* [Brief] Rewrite the part of the listing that opens with the line containing "For every button, label, input, icon, or" and closes with the line containing "legend-label-land: Land (Nadir&Glint)" as a Markdown table with the columns Row and Entry. Number each line in Row, put the line itself in Entry, and skip any blank lines.

* [Data to use]
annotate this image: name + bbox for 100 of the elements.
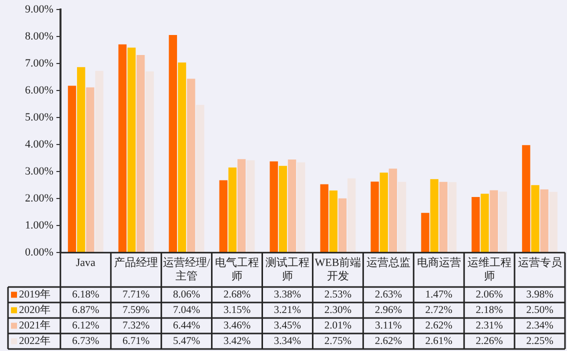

---

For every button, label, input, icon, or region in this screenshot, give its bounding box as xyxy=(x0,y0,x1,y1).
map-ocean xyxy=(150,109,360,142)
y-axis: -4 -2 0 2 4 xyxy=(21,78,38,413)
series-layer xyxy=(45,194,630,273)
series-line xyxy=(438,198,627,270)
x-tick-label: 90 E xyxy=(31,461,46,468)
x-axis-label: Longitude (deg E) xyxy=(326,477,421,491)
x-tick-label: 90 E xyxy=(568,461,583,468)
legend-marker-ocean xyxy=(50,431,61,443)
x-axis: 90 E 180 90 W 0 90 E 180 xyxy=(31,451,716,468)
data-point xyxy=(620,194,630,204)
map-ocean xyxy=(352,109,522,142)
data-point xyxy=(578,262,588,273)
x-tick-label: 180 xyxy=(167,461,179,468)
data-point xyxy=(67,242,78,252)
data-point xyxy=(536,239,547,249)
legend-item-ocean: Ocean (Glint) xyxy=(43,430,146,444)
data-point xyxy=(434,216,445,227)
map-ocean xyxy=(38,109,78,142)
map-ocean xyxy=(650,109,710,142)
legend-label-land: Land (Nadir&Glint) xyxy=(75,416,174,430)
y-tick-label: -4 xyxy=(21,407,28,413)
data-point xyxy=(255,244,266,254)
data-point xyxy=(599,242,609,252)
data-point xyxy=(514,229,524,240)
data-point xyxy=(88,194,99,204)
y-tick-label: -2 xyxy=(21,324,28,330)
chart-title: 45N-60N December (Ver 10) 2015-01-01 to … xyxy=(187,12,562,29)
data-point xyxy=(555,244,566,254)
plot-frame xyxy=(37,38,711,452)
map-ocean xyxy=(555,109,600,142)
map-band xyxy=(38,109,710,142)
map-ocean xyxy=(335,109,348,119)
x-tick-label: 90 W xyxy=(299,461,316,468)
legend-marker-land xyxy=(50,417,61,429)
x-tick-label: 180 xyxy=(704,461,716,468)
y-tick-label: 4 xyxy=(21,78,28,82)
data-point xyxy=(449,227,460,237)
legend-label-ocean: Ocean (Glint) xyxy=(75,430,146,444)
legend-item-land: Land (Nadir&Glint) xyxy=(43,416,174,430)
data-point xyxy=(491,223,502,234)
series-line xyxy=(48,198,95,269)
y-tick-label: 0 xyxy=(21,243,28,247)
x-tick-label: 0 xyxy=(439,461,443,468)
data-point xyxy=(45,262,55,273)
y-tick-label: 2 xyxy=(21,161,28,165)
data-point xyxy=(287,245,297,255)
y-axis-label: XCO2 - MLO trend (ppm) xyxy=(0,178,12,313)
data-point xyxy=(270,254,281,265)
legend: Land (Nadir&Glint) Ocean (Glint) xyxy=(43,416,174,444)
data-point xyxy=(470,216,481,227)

...

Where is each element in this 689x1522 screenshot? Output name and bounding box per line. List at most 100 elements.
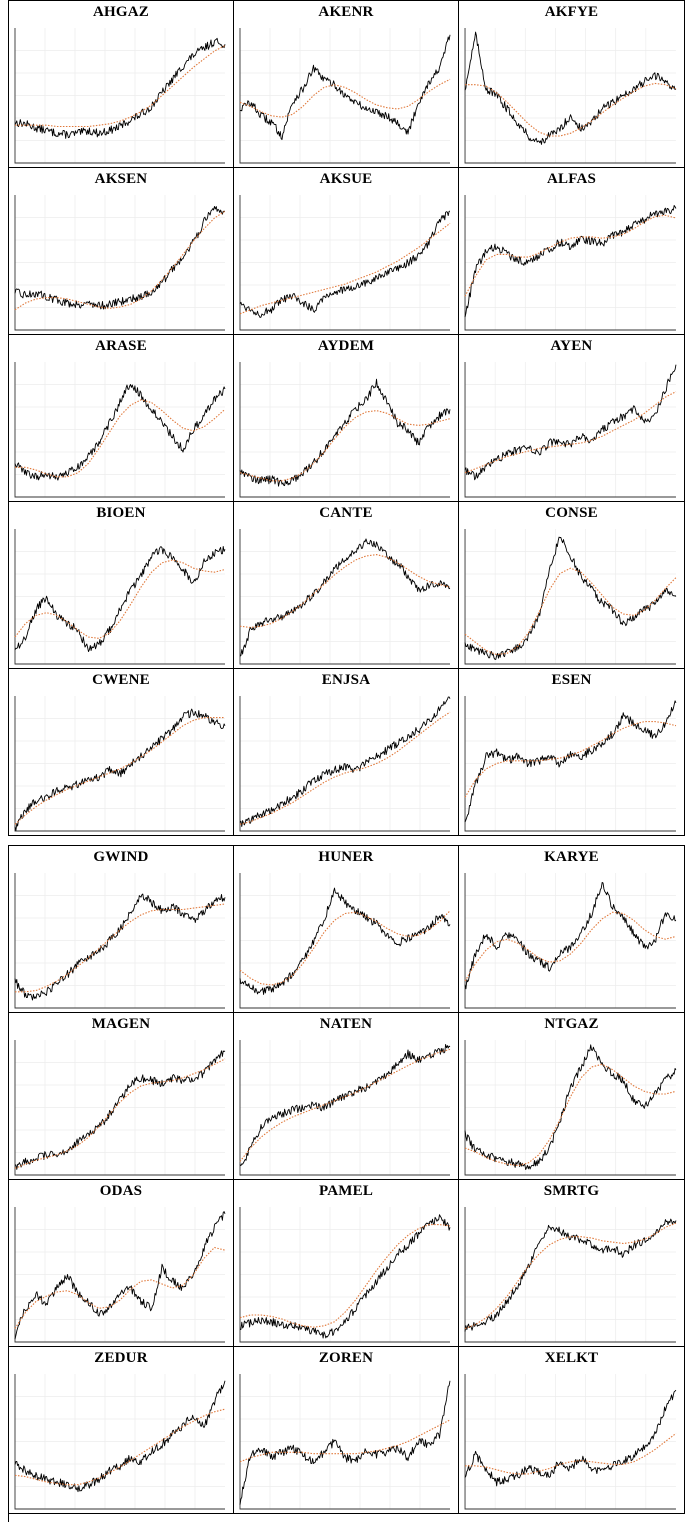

* [Result for this exercise]
| Row | Entry |
|---|---|
| 1 | For every button, label, input, icon, or region in this screenshot, give its bounding box as xyxy=(x0,y0,x1,y1). |
| 2 | map-ocean xyxy=(150,109,360,142) |
| 3 | y-axis: -4 -2 0 2 4 xyxy=(21,78,38,413) |
| 4 | series-layer xyxy=(45,194,630,273) |
| 5 | series-line xyxy=(438,198,627,270) |
| 6 | x-tick-label: 90 E xyxy=(31,461,46,468) |
| 7 | x-axis-label: Longitude (deg E) xyxy=(326,477,421,491) |
| 8 | x-tick-label: 90 E xyxy=(568,461,583,468) |
| 9 | legend-marker-ocean xyxy=(50,431,61,443) |
| 10 | x-axis: 90 E 180 90 W 0 90 E 180 xyxy=(31,451,716,468) |
| 11 | data-point xyxy=(620,194,630,204) |
| 12 | map-ocean xyxy=(352,109,522,142) |
| 13 | data-point xyxy=(578,262,588,273) |
| 14 | x-tick-label: 180 xyxy=(167,461,179,468) |
| 15 | data-point xyxy=(67,242,78,252) |
| 16 | data-point xyxy=(536,239,547,249) |
| 17 | legend-item-ocean: Ocean (Glint) xyxy=(43,430,146,444) |
| 18 | data-point xyxy=(434,216,445,227) |
| 19 | map-ocean xyxy=(38,109,78,142) |
| 20 | map-ocean xyxy=(650,109,710,142) |
| 21 | legend-label-land: Land (Nadir&Glint) xyxy=(75,416,174,430) |